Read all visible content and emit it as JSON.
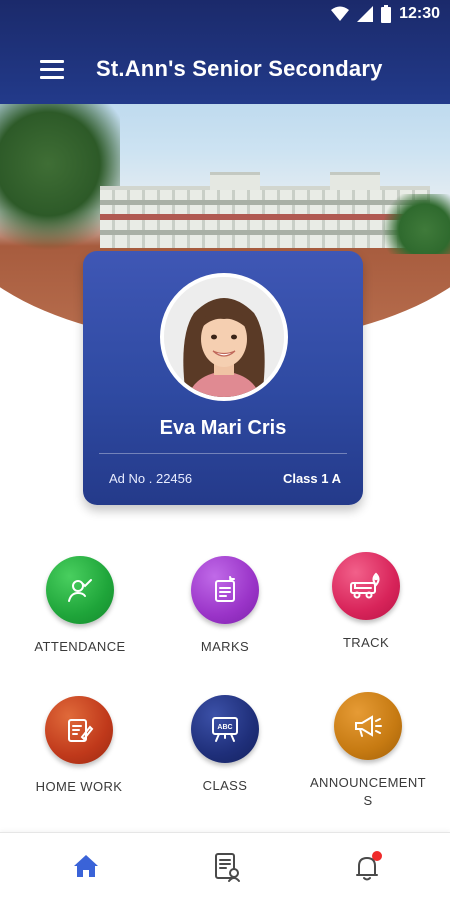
{
  "status_bar": {
    "time": "12:30",
    "icons": [
      "wifi-icon",
      "signal-icon",
      "battery-icon"
    ]
  },
  "header": {
    "title": "St.Ann's Senior Secondary",
    "menu_icon": "hamburger-menu-icon"
  },
  "profile": {
    "name": "Eva Mari Cris",
    "admission_no": "Ad No . 22456",
    "class": "Class 1 A"
  },
  "menu": [
    {
      "label": "ATTENDANCE",
      "icon": "attendance-icon",
      "color": "#1fa53a"
    },
    {
      "label": "MARKS",
      "icon": "marks-icon",
      "color": "#9a34c8"
    },
    {
      "label": "TRACK",
      "icon": "bus-track-icon",
      "color": "#d8245a"
    },
    {
      "label": "HOME WORK",
      "icon": "homework-icon",
      "color": "#c0391b"
    },
    {
      "label": "CLASS",
      "icon": "class-board-icon",
      "color": "#1f2f7a"
    },
    {
      "label": "ANNOUNCEMENT\nS",
      "icon": "megaphone-icon",
      "color": "#c67a12"
    }
  ],
  "bottom_nav": [
    {
      "icon": "home-icon",
      "active": true,
      "color": "#3a63d8"
    },
    {
      "icon": "report-icon",
      "active": false
    },
    {
      "icon": "bell-icon",
      "active": false,
      "badge": true
    }
  ],
  "colors": {
    "header": "#1f3079",
    "card": "#2f4aa2",
    "nav_active": "#3a63d8"
  }
}
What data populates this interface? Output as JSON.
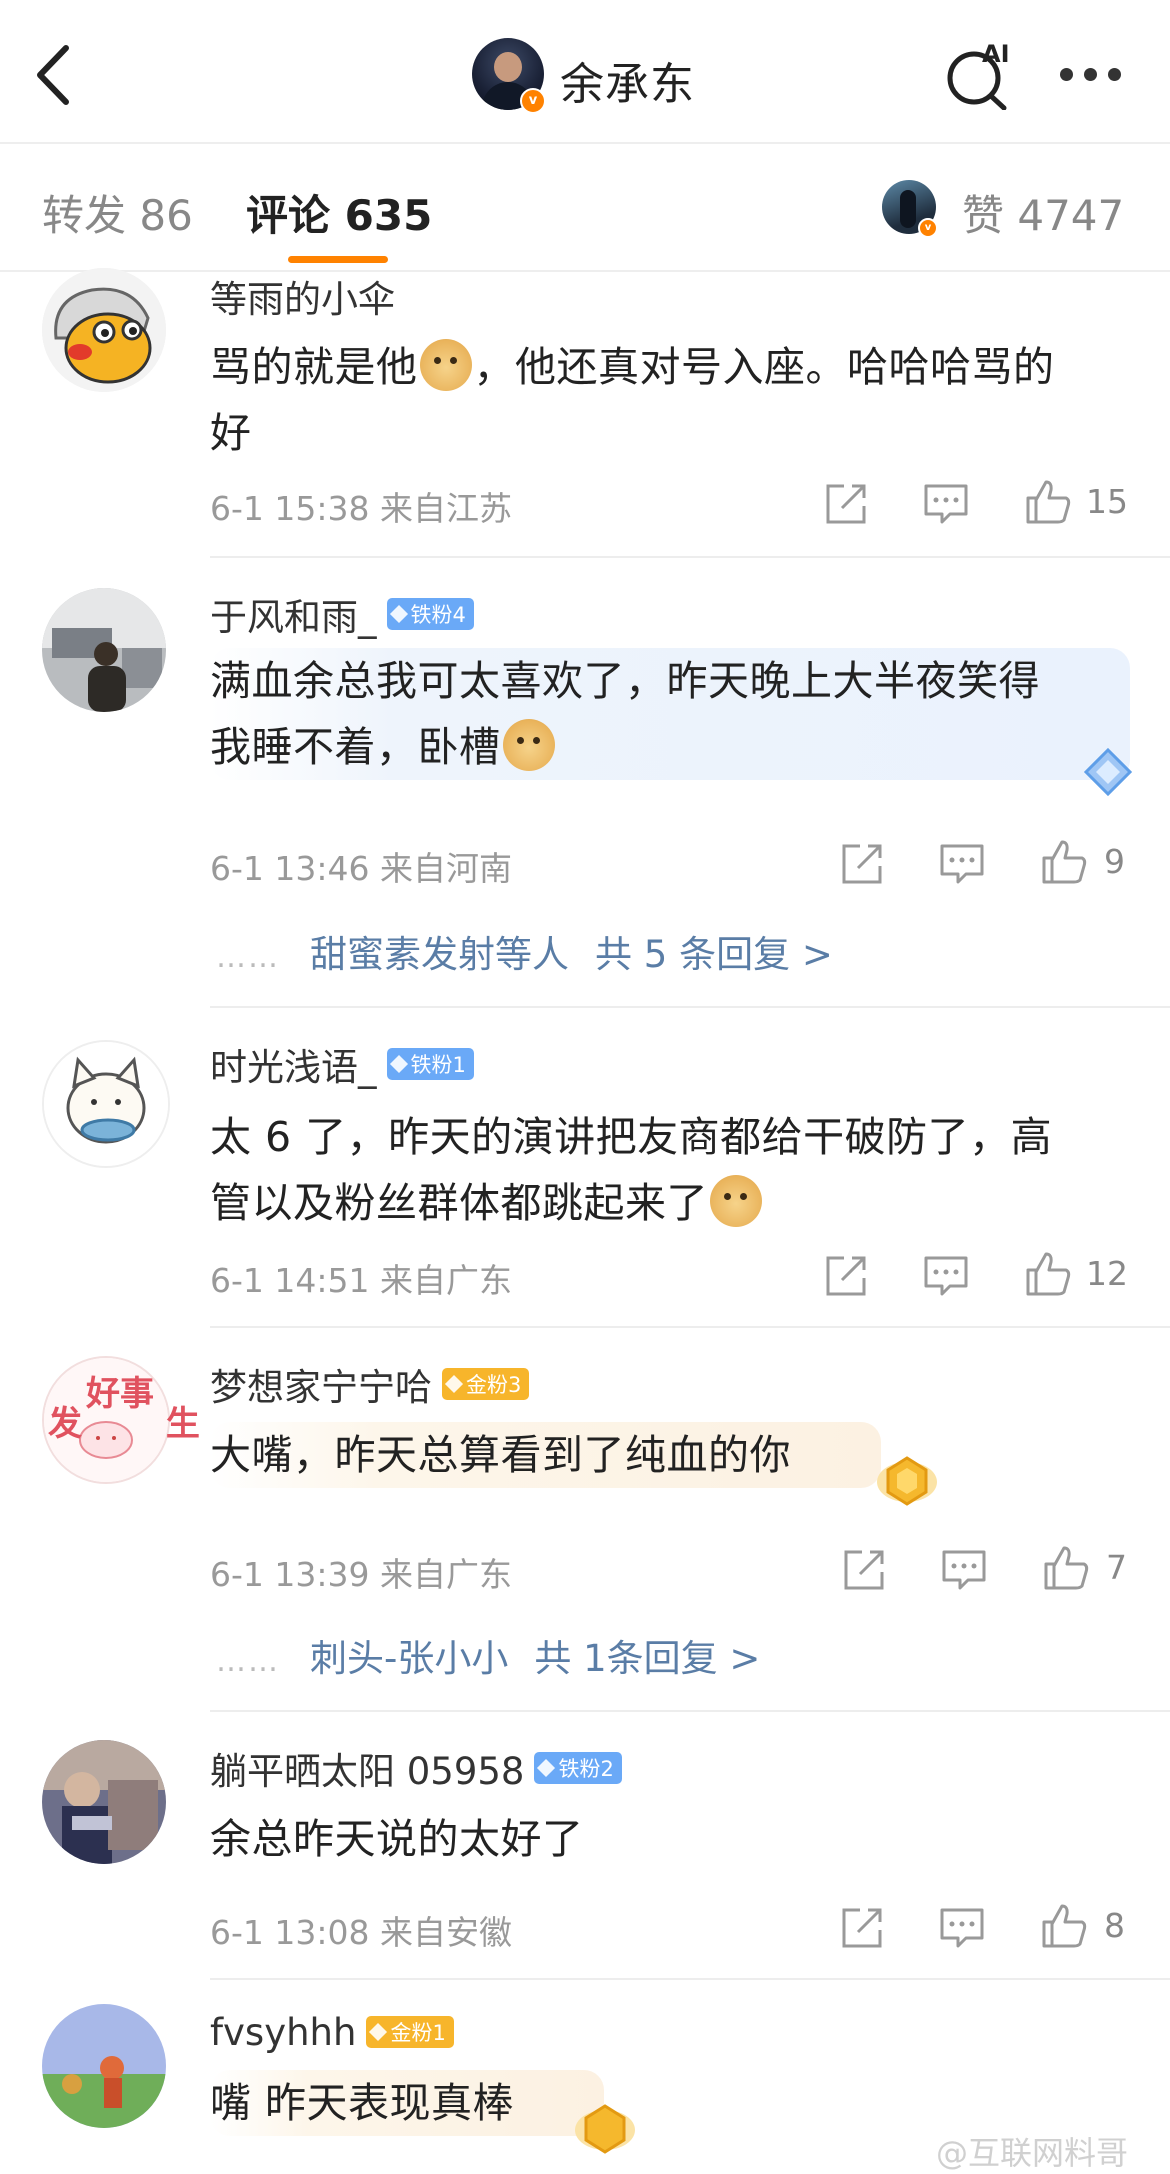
{
  "header": {
    "title": "余承东",
    "ai_label": "AI"
  },
  "tabs": {
    "forward": "转发 86",
    "comment": "评论 635",
    "likes": "赞 4747"
  },
  "colors": {
    "accent": "#ff8200",
    "link": "#5a7da6",
    "iron_badge": "#6aa9f7",
    "gold_badge": "#f7b52b"
  },
  "comments": [
    {
      "username": "等雨的小伞",
      "text_before": "骂的就是他",
      "text_after": "，他还真对号入座。哈哈哈骂的",
      "text_line2": "好",
      "meta": "6-1 15:38 来自江苏",
      "likes": "15"
    },
    {
      "username": "于风和雨_",
      "badge": "铁粉4",
      "text_line1": "满血余总我可太喜欢了，昨天晚上大半夜笑得",
      "text_line2": "我睡不着，卧槽",
      "meta": "6-1 13:46 来自河南",
      "likes": "9",
      "replies_dots": "……",
      "replies_name": "甜蜜素发射",
      "replies_mid": "等人",
      "replies_count": "共 5 条回复 >"
    },
    {
      "username": "时光浅语_",
      "badge": "铁粉1",
      "text_line1": "太 6 了，昨天的演讲把友商都给干破防了，高",
      "text_line2": "管以及粉丝群体都跳起来了",
      "meta": "6-1 14:51 来自广东",
      "likes": "12"
    },
    {
      "username": "梦想家宁宁哈",
      "badge": "金粉3",
      "avatar_text1": "好事",
      "avatar_text2": "发 生",
      "text_line1": "大嘴，昨天总算看到了纯血的你",
      "meta": "6-1 13:39 来自广东",
      "likes": "7",
      "replies_dots": "……",
      "replies_name": "刺头-张小小",
      "replies_count": "共 1条回复 >"
    },
    {
      "username": "躺平晒太阳 05958",
      "badge": "铁粉2",
      "text_line1": "余总昨天说的太好了",
      "meta": "6-1 13:08 来自安徽",
      "likes": "8"
    },
    {
      "username": "fvsyhhh",
      "badge": "金粉1",
      "text_line1": "嘴 昨天表现真棒"
    }
  ],
  "watermark": "@互联网料哥",
  "icons": [
    "back-icon",
    "ai-search-icon",
    "more-icon",
    "share-icon",
    "comment-icon",
    "like-icon",
    "doge-emoji"
  ]
}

### Set task
Extract all the data above exactly, excluding every picture.

### Answer to this task
Read all visible content and emit it as JSON.
{
  "status_bar": {
    "time": "12:30",
    "icons": [
      "wifi-icon",
      "signal-icon",
      "battery-icon"
    ]
  },
  "header": {
    "title": "St.Ann's Senior Secondary",
    "menu_icon": "hamburger-menu-icon"
  },
  "profile": {
    "name": "Eva Mari Cris",
    "admission_no": "Ad No . 22456",
    "class": "Class 1 A"
  },
  "menu": [
    {
      "label": "ATTENDANCE",
      "icon": "attendance-icon",
      "color": "#1fa53a"
    },
    {
      "label": "MARKS",
      "icon": "marks-icon",
      "color": "#9a34c8"
    },
    {
      "label": "TRACK",
      "icon": "bus-track-icon",
      "color": "#d8245a"
    },
    {
      "label": "HOME WORK",
      "icon": "homework-icon",
      "color": "#c0391b"
    },
    {
      "label": "CLASS",
      "icon": "class-board-icon",
      "color": "#1f2f7a"
    },
    {
      "label": "ANNOUNCEMENT\nS",
      "icon": "megaphone-icon",
      "color": "#c67a12"
    }
  ],
  "bottom_nav": [
    {
      "icon": "home-icon",
      "active": true,
      "color": "#3a63d8"
    },
    {
      "icon": "report-icon",
      "active": false
    },
    {
      "icon": "bell-icon",
      "active": false,
      "badge": true
    }
  ],
  "colors": {
    "header": "#1f3079",
    "card": "#2f4aa2",
    "nav_active": "#3a63d8"
  }
}
What data populates this interface? Output as JSON.
{
  "header": {
    "title": "余承东",
    "ai_label": "AI"
  },
  "tabs": {
    "forward": "转发 86",
    "comment": "评论 635",
    "likes": "赞 4747"
  },
  "colors": {
    "accent": "#ff8200",
    "link": "#5a7da6",
    "iron_badge": "#6aa9f7",
    "gold_badge": "#f7b52b"
  },
  "comments": [
    {
      "username": "等雨的小伞",
      "text_before": "骂的就是他",
      "text_after": "，他还真对号入座。哈哈哈骂的",
      "text_line2": "好",
      "meta": "6-1 15:38 来自江苏",
      "likes": "15"
    },
    {
      "username": "于风和雨_",
      "badge": "铁粉4",
      "text_line1": "满血余总我可太喜欢了，昨天晚上大半夜笑得",
      "text_line2": "我睡不着，卧槽",
      "meta": "6-1 13:46 来自河南",
      "likes": "9",
      "replies_dots": "……",
      "replies_name": "甜蜜素发射",
      "replies_mid": "等人",
      "replies_count": "共 5 条回复 >"
    },
    {
      "username": "时光浅语_",
      "badge": "铁粉1",
      "text_line1": "太 6 了，昨天的演讲把友商都给干破防了，高",
      "text_line2": "管以及粉丝群体都跳起来了",
      "meta": "6-1 14:51 来自广东",
      "likes": "12"
    },
    {
      "username": "梦想家宁宁哈",
      "badge": "金粉3",
      "avatar_text1": "好事",
      "avatar_text2": "发 生",
      "text_line1": "大嘴，昨天总算看到了纯血的你",
      "meta": "6-1 13:39 来自广东",
      "likes": "7",
      "replies_dots": "……",
      "replies_name": "刺头-张小小",
      "replies_count": "共 1条回复 >"
    },
    {
      "username": "躺平晒太阳 05958",
      "badge": "铁粉2",
      "text_line1": "余总昨天说的太好了",
      "meta": "6-1 13:08 来自安徽",
      "likes": "8"
    },
    {
      "username": "fvsyhhh",
      "badge": "金粉1",
      "text_line1": "嘴 昨天表现真棒"
    }
  ],
  "watermark": "@互联网料哥",
  "icons": [
    "back-icon",
    "ai-search-icon",
    "more-icon",
    "share-icon",
    "comment-icon",
    "like-icon",
    "doge-emoji"
  ]
}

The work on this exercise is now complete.